— Start DATA SHOWN —
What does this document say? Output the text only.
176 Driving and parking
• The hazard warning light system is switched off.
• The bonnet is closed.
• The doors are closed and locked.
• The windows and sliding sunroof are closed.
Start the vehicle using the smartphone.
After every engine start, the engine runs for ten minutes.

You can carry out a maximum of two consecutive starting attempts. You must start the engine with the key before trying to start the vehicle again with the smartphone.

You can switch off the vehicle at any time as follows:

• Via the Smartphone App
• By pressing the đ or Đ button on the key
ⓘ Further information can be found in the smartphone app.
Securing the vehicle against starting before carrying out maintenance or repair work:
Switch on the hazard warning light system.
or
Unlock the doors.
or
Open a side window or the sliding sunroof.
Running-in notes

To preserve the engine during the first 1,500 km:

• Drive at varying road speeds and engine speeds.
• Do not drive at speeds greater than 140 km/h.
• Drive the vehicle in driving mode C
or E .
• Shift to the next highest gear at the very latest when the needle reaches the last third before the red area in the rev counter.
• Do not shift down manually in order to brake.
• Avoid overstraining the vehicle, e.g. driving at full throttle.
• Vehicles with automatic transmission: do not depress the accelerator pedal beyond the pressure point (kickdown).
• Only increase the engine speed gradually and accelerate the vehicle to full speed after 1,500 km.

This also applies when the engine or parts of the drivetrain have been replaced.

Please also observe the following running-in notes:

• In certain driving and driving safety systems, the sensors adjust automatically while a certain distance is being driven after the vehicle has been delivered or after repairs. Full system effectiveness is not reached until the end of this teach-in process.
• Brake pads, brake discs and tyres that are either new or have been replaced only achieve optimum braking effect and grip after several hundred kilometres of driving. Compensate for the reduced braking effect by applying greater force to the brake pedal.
— End DATA SHOWN —
§ AIM:
Copy the material above verbatim.

§ COMPLETED TASK:
What does this document say? Output the text only.
176 Driving and parking
• The hazard warning light system is switched off.
• The bonnet is closed.
• The doors are closed and locked.
• The windows and sliding sunroof are closed.
Start the vehicle using the smartphone.
After every engine start, the engine runs for ten minutes.

You can carry out a maximum of two consecutive starting attempts. You must start the engine with the key before trying to start the vehicle again with the smartphone.

You can switch off the vehicle at any time as follows:

• Via the Smartphone App
• By pressing the đ or Đ button on the key
ⓘ Further information can be found in the smartphone app.
Securing the vehicle against starting before carrying out maintenance or repair work:
Switch on the hazard warning light system.
or
Unlock the doors.
or
Open a side window or the sliding sunroof.
Running-in notes

To preserve the engine during the first 1,500 km:

• Drive at varying road speeds and engine speeds.
• Do not drive at speeds greater than 140 km/h.
• Drive the vehicle in driving mode C
or E .
• Shift to the next highest gear at the very latest when the needle reaches the last third before the red area in the rev counter.
• Do not shift down manually in order to brake.
• Avoid overstraining the vehicle, e.g. driving at full throttle.
• Vehicles with automatic transmission: do not depress the accelerator pedal beyond the pressure point (kickdown).
• Only increase the engine speed gradually and accelerate the vehicle to full speed after 1,500 km.

This also applies when the engine or parts of the drivetrain have been replaced.

Please also observe the following running-in notes:

• In certain driving and driving safety systems, the sensors adjust automatically while a certain distance is being driven after the vehicle has been delivered or after repairs. Full system effectiveness is not reached until the end of this teach-in process.
• Brake pads, brake discs and tyres that are either new or have been replaced only achieve optimum braking effect and grip after several hundred kilometres of driving. Compensate for the reduced braking effect by applying greater force to the brake pedal.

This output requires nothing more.